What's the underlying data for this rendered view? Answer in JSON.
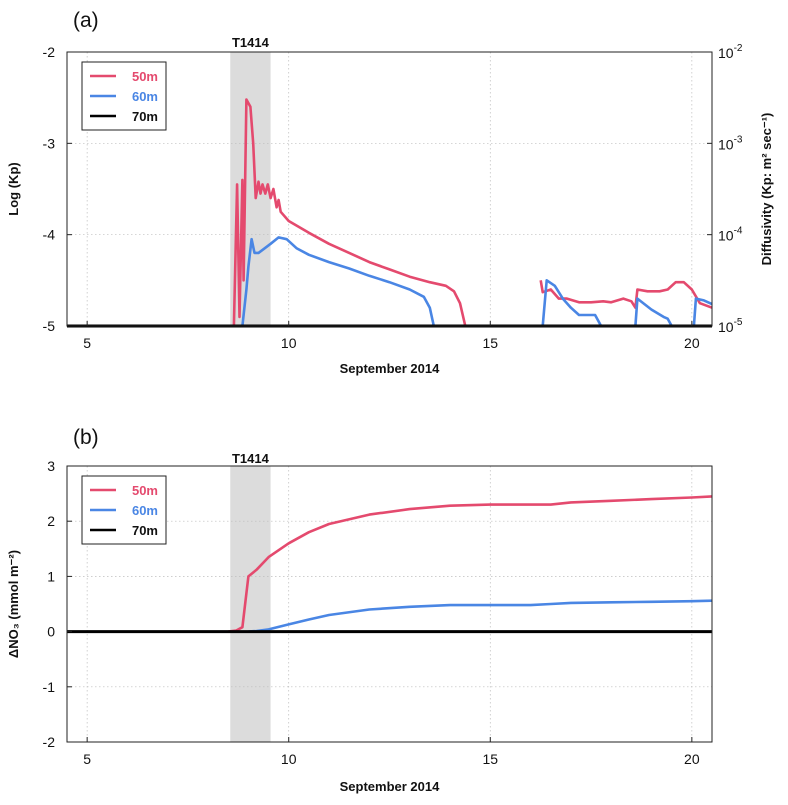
{
  "chart_data": [
    {
      "type": "line",
      "panel_label": "(a)",
      "xlabel": "September 2014",
      "ylabel": "Log (Kp)",
      "ylabel_right": "Diffusivity (Kp: m² sec⁻¹)",
      "xlim": [
        4.5,
        20.5
      ],
      "ylim": [
        -5,
        -2
      ],
      "x_ticks": [
        5,
        10,
        15,
        20
      ],
      "y_ticks": [
        -2,
        -3,
        -4,
        -5
      ],
      "y_ticks_right": [
        {
          "value": -2,
          "base": "10",
          "exp": "-2"
        },
        {
          "value": -3,
          "base": "10",
          "exp": "-3"
        },
        {
          "value": -4,
          "base": "10",
          "exp": "-4"
        },
        {
          "value": -5,
          "base": "10",
          "exp": "-5"
        }
      ],
      "grid": true,
      "legend_position": "top-left",
      "shaded_band": {
        "label": "T1414",
        "x": [
          8.55,
          9.55
        ]
      },
      "series": [
        {
          "name": "50m",
          "color": "#e44a6e",
          "segments": [
            [
              [
                8.64,
                -5.0
              ],
              [
                8.72,
                -3.45
              ],
              [
                8.78,
                -4.9
              ],
              [
                8.85,
                -3.4
              ],
              [
                8.88,
                -4.5
              ],
              [
                8.95,
                -2.52
              ],
              [
                9.05,
                -2.6
              ],
              [
                9.12,
                -3.0
              ],
              [
                9.18,
                -3.6
              ],
              [
                9.25,
                -3.42
              ],
              [
                9.3,
                -3.55
              ],
              [
                9.35,
                -3.45
              ],
              [
                9.42,
                -3.55
              ],
              [
                9.48,
                -3.45
              ],
              [
                9.55,
                -3.6
              ],
              [
                9.62,
                -3.5
              ],
              [
                9.7,
                -3.7
              ],
              [
                9.75,
                -3.62
              ],
              [
                9.8,
                -3.75
              ],
              [
                10.0,
                -3.85
              ],
              [
                10.5,
                -3.98
              ],
              [
                11.0,
                -4.1
              ],
              [
                11.5,
                -4.2
              ],
              [
                12.0,
                -4.3
              ],
              [
                12.5,
                -4.38
              ],
              [
                13.0,
                -4.46
              ],
              [
                13.5,
                -4.52
              ],
              [
                13.9,
                -4.56
              ],
              [
                14.1,
                -4.62
              ],
              [
                14.25,
                -4.75
              ],
              [
                14.38,
                -5.0
              ]
            ],
            [
              [
                16.25,
                -4.5
              ],
              [
                16.3,
                -4.63
              ],
              [
                16.5,
                -4.6
              ],
              [
                16.7,
                -4.7
              ],
              [
                16.9,
                -4.7
              ],
              [
                17.2,
                -4.74
              ],
              [
                17.5,
                -4.74
              ],
              [
                17.8,
                -4.73
              ],
              [
                18.0,
                -4.74
              ],
              [
                18.3,
                -4.7
              ],
              [
                18.5,
                -4.73
              ],
              [
                18.6,
                -4.8
              ],
              [
                18.65,
                -4.6
              ],
              [
                18.9,
                -4.62
              ],
              [
                19.2,
                -4.62
              ],
              [
                19.4,
                -4.6
              ],
              [
                19.6,
                -4.52
              ],
              [
                19.8,
                -4.52
              ],
              [
                20.0,
                -4.6
              ],
              [
                20.2,
                -4.75
              ],
              [
                20.5,
                -4.8
              ]
            ]
          ]
        },
        {
          "name": "60m",
          "color": "#4a86e4",
          "segments": [
            [
              [
                8.85,
                -5.0
              ],
              [
                8.95,
                -4.6
              ],
              [
                9.0,
                -4.35
              ],
              [
                9.08,
                -4.05
              ],
              [
                9.15,
                -4.2
              ],
              [
                9.25,
                -4.2
              ],
              [
                9.4,
                -4.15
              ],
              [
                9.55,
                -4.1
              ],
              [
                9.75,
                -4.03
              ],
              [
                9.95,
                -4.05
              ],
              [
                10.2,
                -4.15
              ],
              [
                10.5,
                -4.22
              ],
              [
                11.0,
                -4.3
              ],
              [
                11.5,
                -4.37
              ],
              [
                12.0,
                -4.45
              ],
              [
                12.5,
                -4.52
              ],
              [
                13.0,
                -4.6
              ],
              [
                13.35,
                -4.68
              ],
              [
                13.5,
                -4.8
              ],
              [
                13.6,
                -5.0
              ]
            ],
            [
              [
                16.3,
                -5.0
              ],
              [
                16.4,
                -4.5
              ],
              [
                16.6,
                -4.56
              ],
              [
                16.8,
                -4.7
              ],
              [
                17.0,
                -4.8
              ],
              [
                17.2,
                -4.88
              ],
              [
                17.6,
                -4.88
              ],
              [
                17.75,
                -5.0
              ]
            ],
            [
              [
                18.6,
                -5.0
              ],
              [
                18.65,
                -4.7
              ],
              [
                19.0,
                -4.82
              ],
              [
                19.3,
                -4.9
              ],
              [
                19.4,
                -4.92
              ],
              [
                19.5,
                -5.0
              ]
            ],
            [
              [
                20.05,
                -5.0
              ],
              [
                20.1,
                -4.7
              ],
              [
                20.3,
                -4.72
              ],
              [
                20.5,
                -4.76
              ]
            ]
          ]
        },
        {
          "name": "70m",
          "color": "#000000",
          "segments": [
            [
              [
                4.5,
                -5.0
              ],
              [
                20.5,
                -5.0
              ]
            ]
          ]
        }
      ]
    },
    {
      "type": "line",
      "panel_label": "(b)",
      "xlabel": "September 2014",
      "ylabel": "ΔNO₃ (mmol m⁻²)",
      "xlim": [
        4.5,
        20.5
      ],
      "ylim": [
        -2,
        3
      ],
      "x_ticks": [
        5,
        10,
        15,
        20
      ],
      "y_ticks": [
        3,
        2,
        1,
        0,
        -1,
        -2
      ],
      "grid": true,
      "legend_position": "top-left",
      "shaded_band": {
        "label": "T1414",
        "x": [
          8.55,
          9.55
        ]
      },
      "series": [
        {
          "name": "50m",
          "color": "#e44a6e",
          "segments": [
            [
              [
                8.5,
                0.0
              ],
              [
                8.7,
                0.02
              ],
              [
                8.85,
                0.08
              ],
              [
                9.0,
                1.0
              ],
              [
                9.2,
                1.12
              ],
              [
                9.5,
                1.35
              ],
              [
                10.0,
                1.6
              ],
              [
                10.5,
                1.8
              ],
              [
                11.0,
                1.95
              ],
              [
                12.0,
                2.12
              ],
              [
                13.0,
                2.22
              ],
              [
                14.0,
                2.28
              ],
              [
                15.0,
                2.3
              ],
              [
                16.0,
                2.3
              ],
              [
                16.5,
                2.3
              ],
              [
                17.0,
                2.34
              ],
              [
                18.0,
                2.37
              ],
              [
                19.0,
                2.4
              ],
              [
                20.0,
                2.43
              ],
              [
                20.5,
                2.45
              ]
            ]
          ]
        },
        {
          "name": "60m",
          "color": "#4a86e4",
          "segments": [
            [
              [
                9.0,
                0.0
              ],
              [
                9.2,
                0.01
              ],
              [
                9.5,
                0.04
              ],
              [
                10.0,
                0.13
              ],
              [
                10.5,
                0.22
              ],
              [
                11.0,
                0.3
              ],
              [
                12.0,
                0.4
              ],
              [
                13.0,
                0.45
              ],
              [
                14.0,
                0.48
              ],
              [
                15.0,
                0.48
              ],
              [
                16.0,
                0.48
              ],
              [
                16.5,
                0.5
              ],
              [
                17.0,
                0.52
              ],
              [
                18.0,
                0.53
              ],
              [
                19.0,
                0.54
              ],
              [
                20.0,
                0.55
              ],
              [
                20.5,
                0.56
              ]
            ]
          ]
        },
        {
          "name": "70m",
          "color": "#000000",
          "segments": [
            [
              [
                4.5,
                0.0
              ],
              [
                20.5,
                0.0
              ]
            ]
          ]
        }
      ]
    }
  ]
}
• • • • •
Brief => Every record above must be given again exactly; drop the pictures.

The answer =>
What's the underlying data for this rendered view? Answer in JSON.
{
  "chart_data": [
    {
      "type": "line",
      "panel_label": "(a)",
      "xlabel": "September 2014",
      "ylabel": "Log (Kp)",
      "ylabel_right": "Diffusivity (Kp: m² sec⁻¹)",
      "xlim": [
        4.5,
        20.5
      ],
      "ylim": [
        -5,
        -2
      ],
      "x_ticks": [
        5,
        10,
        15,
        20
      ],
      "y_ticks": [
        -2,
        -3,
        -4,
        -5
      ],
      "y_ticks_right": [
        {
          "value": -2,
          "base": "10",
          "exp": "-2"
        },
        {
          "value": -3,
          "base": "10",
          "exp": "-3"
        },
        {
          "value": -4,
          "base": "10",
          "exp": "-4"
        },
        {
          "value": -5,
          "base": "10",
          "exp": "-5"
        }
      ],
      "grid": true,
      "legend_position": "top-left",
      "shaded_band": {
        "label": "T1414",
        "x": [
          8.55,
          9.55
        ]
      },
      "series": [
        {
          "name": "50m",
          "color": "#e44a6e",
          "segments": [
            [
              [
                8.64,
                -5.0
              ],
              [
                8.72,
                -3.45
              ],
              [
                8.78,
                -4.9
              ],
              [
                8.85,
                -3.4
              ],
              [
                8.88,
                -4.5
              ],
              [
                8.95,
                -2.52
              ],
              [
                9.05,
                -2.6
              ],
              [
                9.12,
                -3.0
              ],
              [
                9.18,
                -3.6
              ],
              [
                9.25,
                -3.42
              ],
              [
                9.3,
                -3.55
              ],
              [
                9.35,
                -3.45
              ],
              [
                9.42,
                -3.55
              ],
              [
                9.48,
                -3.45
              ],
              [
                9.55,
                -3.6
              ],
              [
                9.62,
                -3.5
              ],
              [
                9.7,
                -3.7
              ],
              [
                9.75,
                -3.62
              ],
              [
                9.8,
                -3.75
              ],
              [
                10.0,
                -3.85
              ],
              [
                10.5,
                -3.98
              ],
              [
                11.0,
                -4.1
              ],
              [
                11.5,
                -4.2
              ],
              [
                12.0,
                -4.3
              ],
              [
                12.5,
                -4.38
              ],
              [
                13.0,
                -4.46
              ],
              [
                13.5,
                -4.52
              ],
              [
                13.9,
                -4.56
              ],
              [
                14.1,
                -4.62
              ],
              [
                14.25,
                -4.75
              ],
              [
                14.38,
                -5.0
              ]
            ],
            [
              [
                16.25,
                -4.5
              ],
              [
                16.3,
                -4.63
              ],
              [
                16.5,
                -4.6
              ],
              [
                16.7,
                -4.7
              ],
              [
                16.9,
                -4.7
              ],
              [
                17.2,
                -4.74
              ],
              [
                17.5,
                -4.74
              ],
              [
                17.8,
                -4.73
              ],
              [
                18.0,
                -4.74
              ],
              [
                18.3,
                -4.7
              ],
              [
                18.5,
                -4.73
              ],
              [
                18.6,
                -4.8
              ],
              [
                18.65,
                -4.6
              ],
              [
                18.9,
                -4.62
              ],
              [
                19.2,
                -4.62
              ],
              [
                19.4,
                -4.6
              ],
              [
                19.6,
                -4.52
              ],
              [
                19.8,
                -4.52
              ],
              [
                20.0,
                -4.6
              ],
              [
                20.2,
                -4.75
              ],
              [
                20.5,
                -4.8
              ]
            ]
          ]
        },
        {
          "name": "60m",
          "color": "#4a86e4",
          "segments": [
            [
              [
                8.85,
                -5.0
              ],
              [
                8.95,
                -4.6
              ],
              [
                9.0,
                -4.35
              ],
              [
                9.08,
                -4.05
              ],
              [
                9.15,
                -4.2
              ],
              [
                9.25,
                -4.2
              ],
              [
                9.4,
                -4.15
              ],
              [
                9.55,
                -4.1
              ],
              [
                9.75,
                -4.03
              ],
              [
                9.95,
                -4.05
              ],
              [
                10.2,
                -4.15
              ],
              [
                10.5,
                -4.22
              ],
              [
                11.0,
                -4.3
              ],
              [
                11.5,
                -4.37
              ],
              [
                12.0,
                -4.45
              ],
              [
                12.5,
                -4.52
              ],
              [
                13.0,
                -4.6
              ],
              [
                13.35,
                -4.68
              ],
              [
                13.5,
                -4.8
              ],
              [
                13.6,
                -5.0
              ]
            ],
            [
              [
                16.3,
                -5.0
              ],
              [
                16.4,
                -4.5
              ],
              [
                16.6,
                -4.56
              ],
              [
                16.8,
                -4.7
              ],
              [
                17.0,
                -4.8
              ],
              [
                17.2,
                -4.88
              ],
              [
                17.6,
                -4.88
              ],
              [
                17.75,
                -5.0
              ]
            ],
            [
              [
                18.6,
                -5.0
              ],
              [
                18.65,
                -4.7
              ],
              [
                19.0,
                -4.82
              ],
              [
                19.3,
                -4.9
              ],
              [
                19.4,
                -4.92
              ],
              [
                19.5,
                -5.0
              ]
            ],
            [
              [
                20.05,
                -5.0
              ],
              [
                20.1,
                -4.7
              ],
              [
                20.3,
                -4.72
              ],
              [
                20.5,
                -4.76
              ]
            ]
          ]
        },
        {
          "name": "70m",
          "color": "#000000",
          "segments": [
            [
              [
                4.5,
                -5.0
              ],
              [
                20.5,
                -5.0
              ]
            ]
          ]
        }
      ]
    },
    {
      "type": "line",
      "panel_label": "(b)",
      "xlabel": "September 2014",
      "ylabel": "ΔNO₃ (mmol m⁻²)",
      "xlim": [
        4.5,
        20.5
      ],
      "ylim": [
        -2,
        3
      ],
      "x_ticks": [
        5,
        10,
        15,
        20
      ],
      "y_ticks": [
        3,
        2,
        1,
        0,
        -1,
        -2
      ],
      "grid": true,
      "legend_position": "top-left",
      "shaded_band": {
        "label": "T1414",
        "x": [
          8.55,
          9.55
        ]
      },
      "series": [
        {
          "name": "50m",
          "color": "#e44a6e",
          "segments": [
            [
              [
                8.5,
                0.0
              ],
              [
                8.7,
                0.02
              ],
              [
                8.85,
                0.08
              ],
              [
                9.0,
                1.0
              ],
              [
                9.2,
                1.12
              ],
              [
                9.5,
                1.35
              ],
              [
                10.0,
                1.6
              ],
              [
                10.5,
                1.8
              ],
              [
                11.0,
                1.95
              ],
              [
                12.0,
                2.12
              ],
              [
                13.0,
                2.22
              ],
              [
                14.0,
                2.28
              ],
              [
                15.0,
                2.3
              ],
              [
                16.0,
                2.3
              ],
              [
                16.5,
                2.3
              ],
              [
                17.0,
                2.34
              ],
              [
                18.0,
                2.37
              ],
              [
                19.0,
                2.4
              ],
              [
                20.0,
                2.43
              ],
              [
                20.5,
                2.45
              ]
            ]
          ]
        },
        {
          "name": "60m",
          "color": "#4a86e4",
          "segments": [
            [
              [
                9.0,
                0.0
              ],
              [
                9.2,
                0.01
              ],
              [
                9.5,
                0.04
              ],
              [
                10.0,
                0.13
              ],
              [
                10.5,
                0.22
              ],
              [
                11.0,
                0.3
              ],
              [
                12.0,
                0.4
              ],
              [
                13.0,
                0.45
              ],
              [
                14.0,
                0.48
              ],
              [
                15.0,
                0.48
              ],
              [
                16.0,
                0.48
              ],
              [
                16.5,
                0.5
              ],
              [
                17.0,
                0.52
              ],
              [
                18.0,
                0.53
              ],
              [
                19.0,
                0.54
              ],
              [
                20.0,
                0.55
              ],
              [
                20.5,
                0.56
              ]
            ]
          ]
        },
        {
          "name": "70m",
          "color": "#000000",
          "segments": [
            [
              [
                4.5,
                0.0
              ],
              [
                20.5,
                0.0
              ]
            ]
          ]
        }
      ]
    }
  ]
}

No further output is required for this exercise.